What you are asked to do ▸
Set down the full listing exactly as given. Any pictures are to be left out.

[Raw records]
....................
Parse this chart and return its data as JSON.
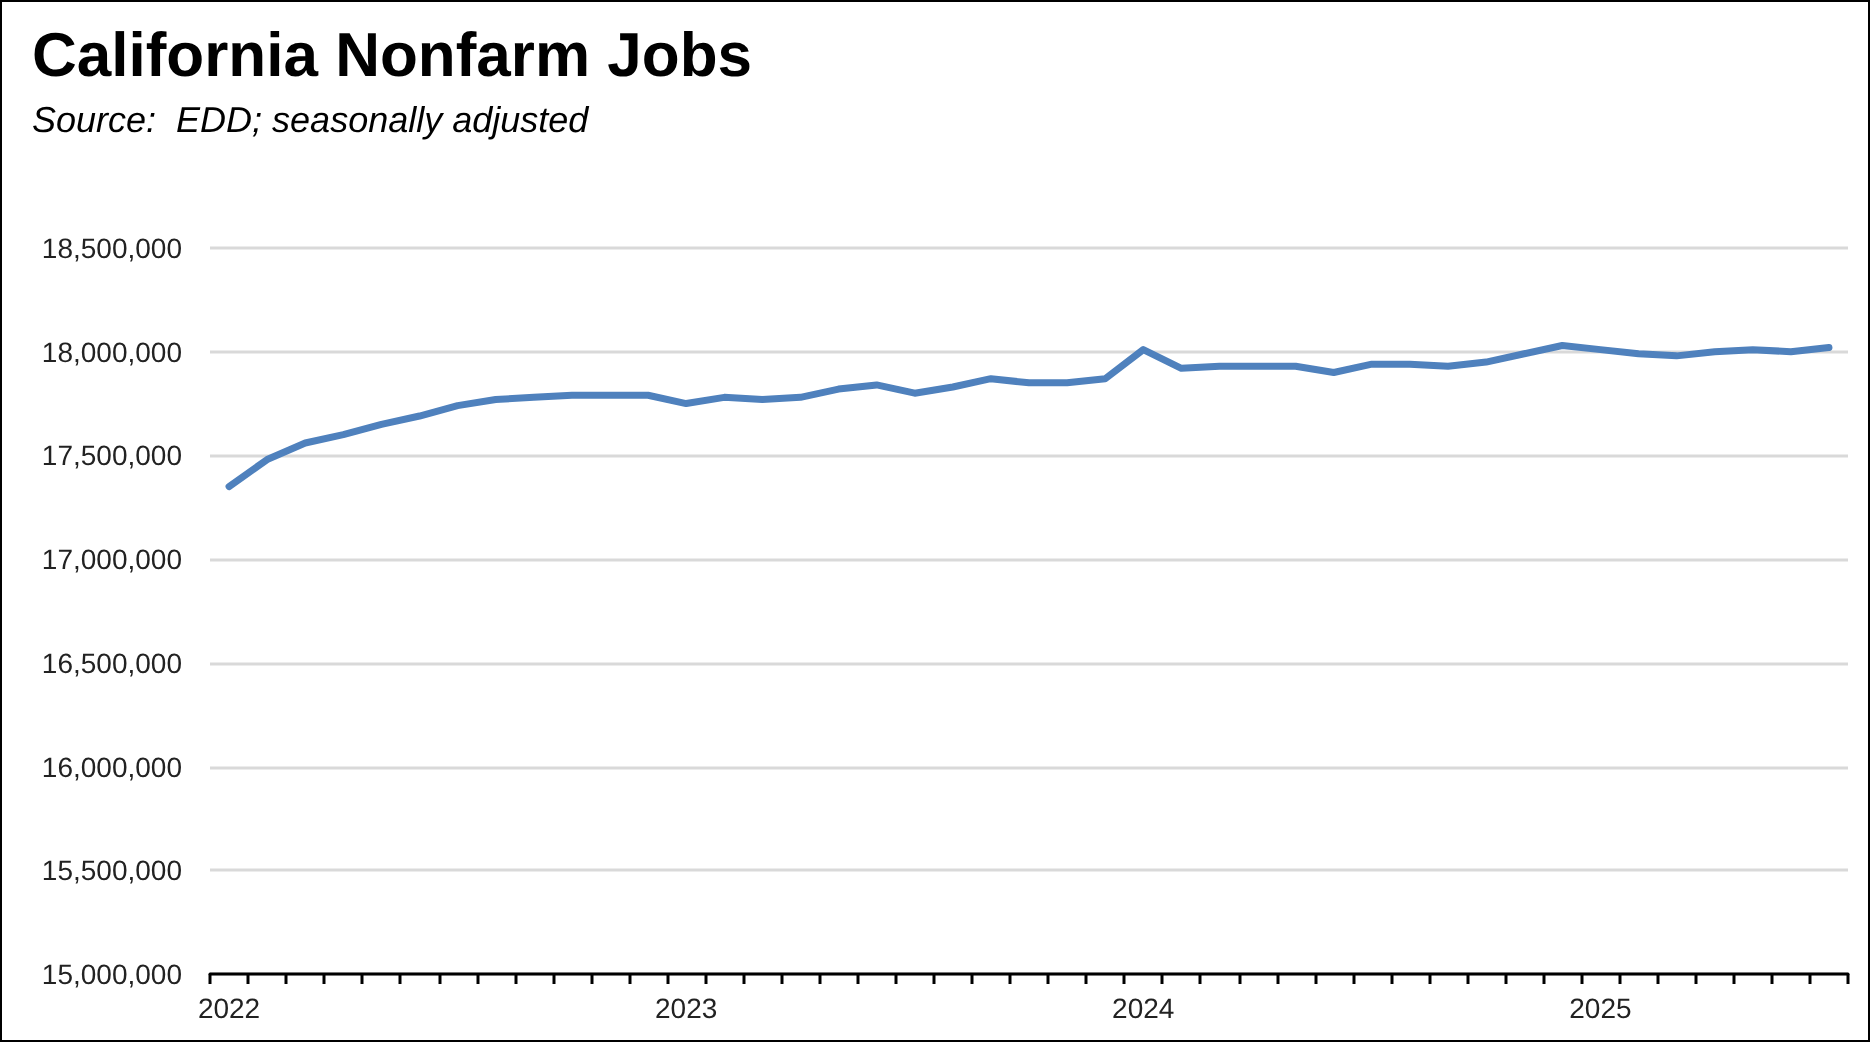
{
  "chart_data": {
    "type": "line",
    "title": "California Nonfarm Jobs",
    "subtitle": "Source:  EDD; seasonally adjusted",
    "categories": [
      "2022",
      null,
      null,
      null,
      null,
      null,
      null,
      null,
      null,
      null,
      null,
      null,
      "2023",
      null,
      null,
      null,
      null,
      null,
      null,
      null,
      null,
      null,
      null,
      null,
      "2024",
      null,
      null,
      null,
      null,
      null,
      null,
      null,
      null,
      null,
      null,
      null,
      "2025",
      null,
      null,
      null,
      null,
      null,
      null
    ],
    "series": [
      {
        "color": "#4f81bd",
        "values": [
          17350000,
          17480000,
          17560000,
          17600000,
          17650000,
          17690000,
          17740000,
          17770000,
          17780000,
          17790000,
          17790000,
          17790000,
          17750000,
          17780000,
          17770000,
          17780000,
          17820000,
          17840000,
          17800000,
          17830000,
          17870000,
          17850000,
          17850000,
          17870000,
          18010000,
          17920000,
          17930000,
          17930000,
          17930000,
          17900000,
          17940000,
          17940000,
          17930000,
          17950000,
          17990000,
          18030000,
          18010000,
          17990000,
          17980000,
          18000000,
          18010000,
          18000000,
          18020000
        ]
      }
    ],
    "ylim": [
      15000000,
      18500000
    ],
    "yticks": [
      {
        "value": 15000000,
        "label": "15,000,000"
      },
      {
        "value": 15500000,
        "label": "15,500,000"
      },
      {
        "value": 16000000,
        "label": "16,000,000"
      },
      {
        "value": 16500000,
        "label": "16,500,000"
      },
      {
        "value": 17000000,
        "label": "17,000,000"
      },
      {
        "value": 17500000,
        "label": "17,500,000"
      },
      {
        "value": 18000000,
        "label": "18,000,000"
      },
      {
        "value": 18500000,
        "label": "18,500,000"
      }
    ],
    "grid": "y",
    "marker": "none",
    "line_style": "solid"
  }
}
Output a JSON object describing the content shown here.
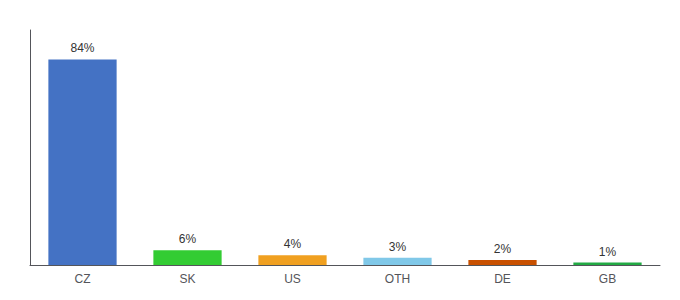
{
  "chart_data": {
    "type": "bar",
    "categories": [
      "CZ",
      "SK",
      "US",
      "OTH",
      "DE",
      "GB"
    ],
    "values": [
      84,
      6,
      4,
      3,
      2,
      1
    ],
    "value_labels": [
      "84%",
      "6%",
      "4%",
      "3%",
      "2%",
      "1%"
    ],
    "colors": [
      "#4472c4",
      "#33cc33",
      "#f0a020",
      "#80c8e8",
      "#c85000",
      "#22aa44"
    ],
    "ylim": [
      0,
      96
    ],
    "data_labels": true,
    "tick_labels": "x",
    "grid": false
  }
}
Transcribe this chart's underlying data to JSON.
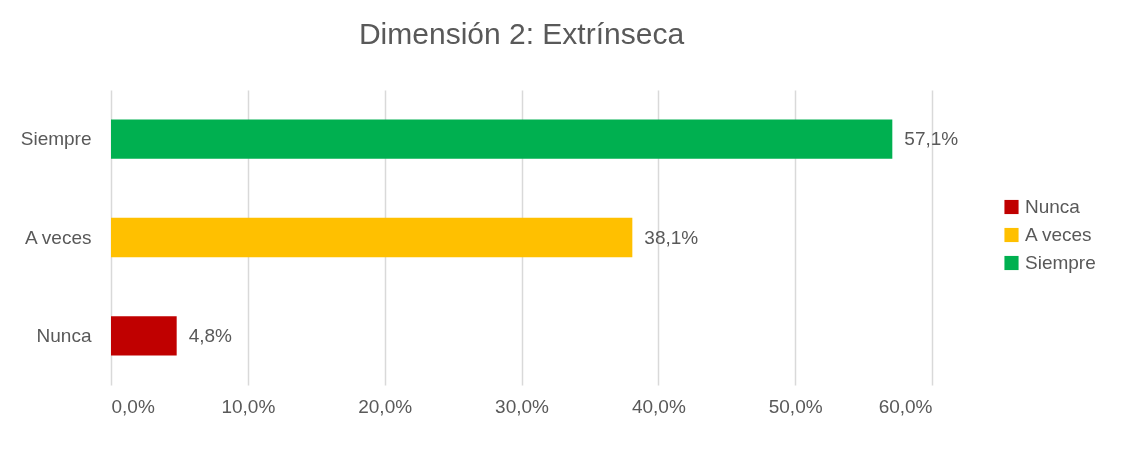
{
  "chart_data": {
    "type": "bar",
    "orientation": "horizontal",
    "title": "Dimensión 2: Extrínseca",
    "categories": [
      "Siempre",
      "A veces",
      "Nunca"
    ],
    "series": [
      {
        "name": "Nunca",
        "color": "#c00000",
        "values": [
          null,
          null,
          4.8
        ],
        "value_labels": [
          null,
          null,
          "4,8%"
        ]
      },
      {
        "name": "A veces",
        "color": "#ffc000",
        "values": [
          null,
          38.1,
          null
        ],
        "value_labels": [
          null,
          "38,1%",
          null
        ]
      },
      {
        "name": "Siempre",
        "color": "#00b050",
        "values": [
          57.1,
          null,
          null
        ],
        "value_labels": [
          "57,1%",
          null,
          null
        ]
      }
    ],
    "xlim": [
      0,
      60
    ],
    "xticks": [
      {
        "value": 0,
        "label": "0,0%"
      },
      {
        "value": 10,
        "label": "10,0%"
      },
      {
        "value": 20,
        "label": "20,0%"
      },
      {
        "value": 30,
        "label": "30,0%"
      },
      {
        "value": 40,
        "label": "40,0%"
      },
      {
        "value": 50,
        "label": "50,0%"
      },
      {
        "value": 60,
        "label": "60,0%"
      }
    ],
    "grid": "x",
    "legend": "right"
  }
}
....................
Reply ▸
Parse this chart and return its data as JSON.
{
  "chart_data": {
    "type": "line",
    "title": "California Nonfarm Jobs",
    "subtitle": "Source:  EDD; seasonally adjusted",
    "categories": [
      "2022",
      null,
      null,
      null,
      null,
      null,
      null,
      null,
      null,
      null,
      null,
      null,
      "2023",
      null,
      null,
      null,
      null,
      null,
      null,
      null,
      null,
      null,
      null,
      null,
      "2024",
      null,
      null,
      null,
      null,
      null,
      null,
      null,
      null,
      null,
      null,
      null,
      "2025",
      null,
      null,
      null,
      null,
      null,
      null
    ],
    "series": [
      {
        "color": "#4f81bd",
        "values": [
          17350000,
          17480000,
          17560000,
          17600000,
          17650000,
          17690000,
          17740000,
          17770000,
          17780000,
          17790000,
          17790000,
          17790000,
          17750000,
          17780000,
          17770000,
          17780000,
          17820000,
          17840000,
          17800000,
          17830000,
          17870000,
          17850000,
          17850000,
          17870000,
          18010000,
          17920000,
          17930000,
          17930000,
          17930000,
          17900000,
          17940000,
          17940000,
          17930000,
          17950000,
          17990000,
          18030000,
          18010000,
          17990000,
          17980000,
          18000000,
          18010000,
          18000000,
          18020000
        ]
      }
    ],
    "ylim": [
      15000000,
      18500000
    ],
    "yticks": [
      {
        "value": 15000000,
        "label": "15,000,000"
      },
      {
        "value": 15500000,
        "label": "15,500,000"
      },
      {
        "value": 16000000,
        "label": "16,000,000"
      },
      {
        "value": 16500000,
        "label": "16,500,000"
      },
      {
        "value": 17000000,
        "label": "17,000,000"
      },
      {
        "value": 17500000,
        "label": "17,500,000"
      },
      {
        "value": 18000000,
        "label": "18,000,000"
      },
      {
        "value": 18500000,
        "label": "18,500,000"
      }
    ],
    "grid": "y",
    "marker": "none",
    "line_style": "solid"
  }
}
Output a JSON object describing the content shown here.
{
  "chart_data": {
    "type": "bar",
    "categories": [
      "CZ",
      "SK",
      "US",
      "OTH",
      "DE",
      "GB"
    ],
    "values": [
      84,
      6,
      4,
      3,
      2,
      1
    ],
    "value_labels": [
      "84%",
      "6%",
      "4%",
      "3%",
      "2%",
      "1%"
    ],
    "colors": [
      "#4472c4",
      "#33cc33",
      "#f0a020",
      "#80c8e8",
      "#c85000",
      "#22aa44"
    ],
    "ylim": [
      0,
      96
    ],
    "data_labels": true,
    "tick_labels": "x",
    "grid": false
  }
}
Transcribe this chart's underlying data to JSON.
{
  "chart_data": {
    "type": "bar",
    "orientation": "horizontal",
    "title": "Dimensión 2: Extrínseca",
    "categories": [
      "Siempre",
      "A veces",
      "Nunca"
    ],
    "series": [
      {
        "name": "Nunca",
        "color": "#c00000",
        "values": [
          null,
          null,
          4.8
        ],
        "value_labels": [
          null,
          null,
          "4,8%"
        ]
      },
      {
        "name": "A veces",
        "color": "#ffc000",
        "values": [
          null,
          38.1,
          null
        ],
        "value_labels": [
          null,
          "38,1%",
          null
        ]
      },
      {
        "name": "Siempre",
        "color": "#00b050",
        "values": [
          57.1,
          null,
          null
        ],
        "value_labels": [
          "57,1%",
          null,
          null
        ]
      }
    ],
    "xlim": [
      0,
      60
    ],
    "xticks": [
      {
        "value": 0,
        "label": "0,0%"
      },
      {
        "value": 10,
        "label": "10,0%"
      },
      {
        "value": 20,
        "label": "20,0%"
      },
      {
        "value": 30,
        "label": "30,0%"
      },
      {
        "value": 40,
        "label": "40,0%"
      },
      {
        "value": 50,
        "label": "50,0%"
      },
      {
        "value": 60,
        "label": "60,0%"
      }
    ],
    "grid": "x",
    "legend": "right"
  }
}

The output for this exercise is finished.